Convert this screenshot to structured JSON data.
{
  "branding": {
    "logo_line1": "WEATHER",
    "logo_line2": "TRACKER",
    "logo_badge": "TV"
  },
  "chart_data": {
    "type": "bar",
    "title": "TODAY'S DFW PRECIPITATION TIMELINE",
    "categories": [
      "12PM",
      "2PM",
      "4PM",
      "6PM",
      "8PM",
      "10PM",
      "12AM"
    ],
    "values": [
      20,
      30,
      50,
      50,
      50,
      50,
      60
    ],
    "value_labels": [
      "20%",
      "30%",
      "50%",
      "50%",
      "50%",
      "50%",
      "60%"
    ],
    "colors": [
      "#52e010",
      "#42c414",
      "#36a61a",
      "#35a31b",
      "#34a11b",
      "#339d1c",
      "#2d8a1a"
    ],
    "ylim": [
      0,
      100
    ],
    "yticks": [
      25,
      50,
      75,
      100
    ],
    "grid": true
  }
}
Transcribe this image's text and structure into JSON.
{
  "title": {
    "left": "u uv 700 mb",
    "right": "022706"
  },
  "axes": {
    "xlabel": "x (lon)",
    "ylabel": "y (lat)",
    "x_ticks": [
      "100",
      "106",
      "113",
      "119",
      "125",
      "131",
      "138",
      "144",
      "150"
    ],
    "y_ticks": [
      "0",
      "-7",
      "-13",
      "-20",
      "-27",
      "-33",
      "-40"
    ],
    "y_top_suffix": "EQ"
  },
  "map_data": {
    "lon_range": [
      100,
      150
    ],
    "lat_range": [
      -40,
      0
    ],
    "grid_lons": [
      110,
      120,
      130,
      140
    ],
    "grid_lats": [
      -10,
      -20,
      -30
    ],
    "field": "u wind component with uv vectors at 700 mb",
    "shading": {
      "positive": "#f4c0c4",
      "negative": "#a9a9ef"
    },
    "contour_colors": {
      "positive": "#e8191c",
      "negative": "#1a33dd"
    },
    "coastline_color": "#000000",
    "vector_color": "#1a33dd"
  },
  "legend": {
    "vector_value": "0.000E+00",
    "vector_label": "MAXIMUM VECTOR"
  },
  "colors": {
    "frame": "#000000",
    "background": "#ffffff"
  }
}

════════

### AIM
Each line above is to be repeated exactly.

### TASK RESULT
Convert this screenshot to structured JSON data.
{
  "branding": {
    "logo_line1": "WEATHER",
    "logo_line2": "TRACKER",
    "logo_badge": "TV"
  },
  "chart_data": {
    "type": "bar",
    "title": "TODAY'S DFW PRECIPITATION TIMELINE",
    "categories": [
      "12PM",
      "2PM",
      "4PM",
      "6PM",
      "8PM",
      "10PM",
      "12AM"
    ],
    "values": [
      20,
      30,
      50,
      50,
      50,
      50,
      60
    ],
    "value_labels": [
      "20%",
      "30%",
      "50%",
      "50%",
      "50%",
      "50%",
      "60%"
    ],
    "colors": [
      "#52e010",
      "#42c414",
      "#36a61a",
      "#35a31b",
      "#34a11b",
      "#339d1c",
      "#2d8a1a"
    ],
    "ylim": [
      0,
      100
    ],
    "yticks": [
      25,
      50,
      75,
      100
    ],
    "grid": true
  }
}
Transcribe this image's text and structure into JSON.
{
  "title": {
    "left": "u uv 700 mb",
    "right": "022706"
  },
  "axes": {
    "xlabel": "x (lon)",
    "ylabel": "y (lat)",
    "x_ticks": [
      "100",
      "106",
      "113",
      "119",
      "125",
      "131",
      "138",
      "144",
      "150"
    ],
    "y_ticks": [
      "0",
      "-7",
      "-13",
      "-20",
      "-27",
      "-33",
      "-40"
    ],
    "y_top_suffix": "EQ"
  },
  "map_data": {
    "lon_range": [
      100,
      150
    ],
    "lat_range": [
      -40,
      0
    ],
    "grid_lons": [
      110,
      120,
      130,
      140
    ],
    "grid_lats": [
      -10,
      -20,
      -30
    ],
    "field": "u wind component with uv vectors at 700 mb",
    "shading": {
      "positive": "#f4c0c4",
      "negative": "#a9a9ef"
    },
    "contour_colors": {
      "positive": "#e8191c",
      "negative": "#1a33dd"
    },
    "coastline_color": "#000000",
    "vector_color": "#1a33dd"
  },
  "legend": {
    "vector_value": "0.000E+00",
    "vector_label": "MAXIMUM VECTOR"
  },
  "colors": {
    "frame": "#000000",
    "background": "#ffffff"
  }
}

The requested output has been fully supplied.